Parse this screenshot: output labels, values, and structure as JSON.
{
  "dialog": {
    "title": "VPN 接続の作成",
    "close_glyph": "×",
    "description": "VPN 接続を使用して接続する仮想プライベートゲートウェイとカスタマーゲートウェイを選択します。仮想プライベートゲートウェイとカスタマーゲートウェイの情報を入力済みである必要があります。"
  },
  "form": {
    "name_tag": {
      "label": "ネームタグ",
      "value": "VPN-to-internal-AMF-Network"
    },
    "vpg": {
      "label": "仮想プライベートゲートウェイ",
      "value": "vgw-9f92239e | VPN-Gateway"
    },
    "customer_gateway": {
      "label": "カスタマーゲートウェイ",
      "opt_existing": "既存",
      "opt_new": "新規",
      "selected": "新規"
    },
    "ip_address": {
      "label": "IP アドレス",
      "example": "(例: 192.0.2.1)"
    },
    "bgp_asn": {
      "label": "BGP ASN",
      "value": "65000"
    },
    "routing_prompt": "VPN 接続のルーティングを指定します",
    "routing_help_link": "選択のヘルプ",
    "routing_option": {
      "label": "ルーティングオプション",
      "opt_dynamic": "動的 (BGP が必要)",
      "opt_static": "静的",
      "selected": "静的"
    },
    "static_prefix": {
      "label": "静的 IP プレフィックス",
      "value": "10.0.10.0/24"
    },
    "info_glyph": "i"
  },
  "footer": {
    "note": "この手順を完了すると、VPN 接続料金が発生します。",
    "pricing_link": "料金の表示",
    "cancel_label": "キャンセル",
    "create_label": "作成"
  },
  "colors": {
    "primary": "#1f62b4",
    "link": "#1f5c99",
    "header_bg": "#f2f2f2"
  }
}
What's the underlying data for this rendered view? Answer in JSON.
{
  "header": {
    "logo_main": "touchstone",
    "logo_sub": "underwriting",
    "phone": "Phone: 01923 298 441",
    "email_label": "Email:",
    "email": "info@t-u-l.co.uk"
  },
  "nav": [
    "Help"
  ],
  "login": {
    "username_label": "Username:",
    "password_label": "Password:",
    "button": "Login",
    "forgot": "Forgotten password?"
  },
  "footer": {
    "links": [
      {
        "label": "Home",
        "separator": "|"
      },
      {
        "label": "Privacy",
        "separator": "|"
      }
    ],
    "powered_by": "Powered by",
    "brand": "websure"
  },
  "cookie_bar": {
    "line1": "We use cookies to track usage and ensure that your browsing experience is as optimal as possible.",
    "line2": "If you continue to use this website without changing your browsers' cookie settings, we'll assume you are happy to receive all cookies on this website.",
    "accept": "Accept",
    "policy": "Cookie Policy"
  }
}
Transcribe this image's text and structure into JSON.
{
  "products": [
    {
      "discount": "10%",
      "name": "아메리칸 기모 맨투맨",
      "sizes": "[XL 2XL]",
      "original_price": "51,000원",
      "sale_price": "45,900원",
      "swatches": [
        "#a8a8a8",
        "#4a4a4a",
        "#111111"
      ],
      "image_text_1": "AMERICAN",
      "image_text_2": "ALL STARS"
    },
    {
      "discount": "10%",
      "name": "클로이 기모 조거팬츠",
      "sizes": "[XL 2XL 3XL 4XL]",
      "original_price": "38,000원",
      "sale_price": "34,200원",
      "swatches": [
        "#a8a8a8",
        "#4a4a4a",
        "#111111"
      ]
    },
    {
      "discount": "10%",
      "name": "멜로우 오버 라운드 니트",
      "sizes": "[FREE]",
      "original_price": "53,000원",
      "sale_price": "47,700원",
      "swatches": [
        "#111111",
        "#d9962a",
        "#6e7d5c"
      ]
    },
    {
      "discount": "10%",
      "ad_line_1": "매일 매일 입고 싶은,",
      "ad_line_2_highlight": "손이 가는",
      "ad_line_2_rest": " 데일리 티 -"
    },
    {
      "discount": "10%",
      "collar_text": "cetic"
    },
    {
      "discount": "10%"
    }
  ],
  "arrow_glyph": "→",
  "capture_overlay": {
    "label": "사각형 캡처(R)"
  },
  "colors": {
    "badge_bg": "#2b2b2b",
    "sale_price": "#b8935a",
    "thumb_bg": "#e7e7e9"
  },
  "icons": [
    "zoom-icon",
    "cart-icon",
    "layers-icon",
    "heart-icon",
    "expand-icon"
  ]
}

------------------------------------------------

> _CHALLENGE_: Pull out each line of the records holding the string "this".

> _TASK RESPONSE_:
Parse this screenshot: output labels, values, and structure as JSON.
What's the underlying data for this rendered view? Answer in JSON.
    "line2": "If you continue to use this website without changing your browsers' cookie settings, we'll assume you are happy to receive all cookies on this website.",
Transcribe this image's text and structure into JSON.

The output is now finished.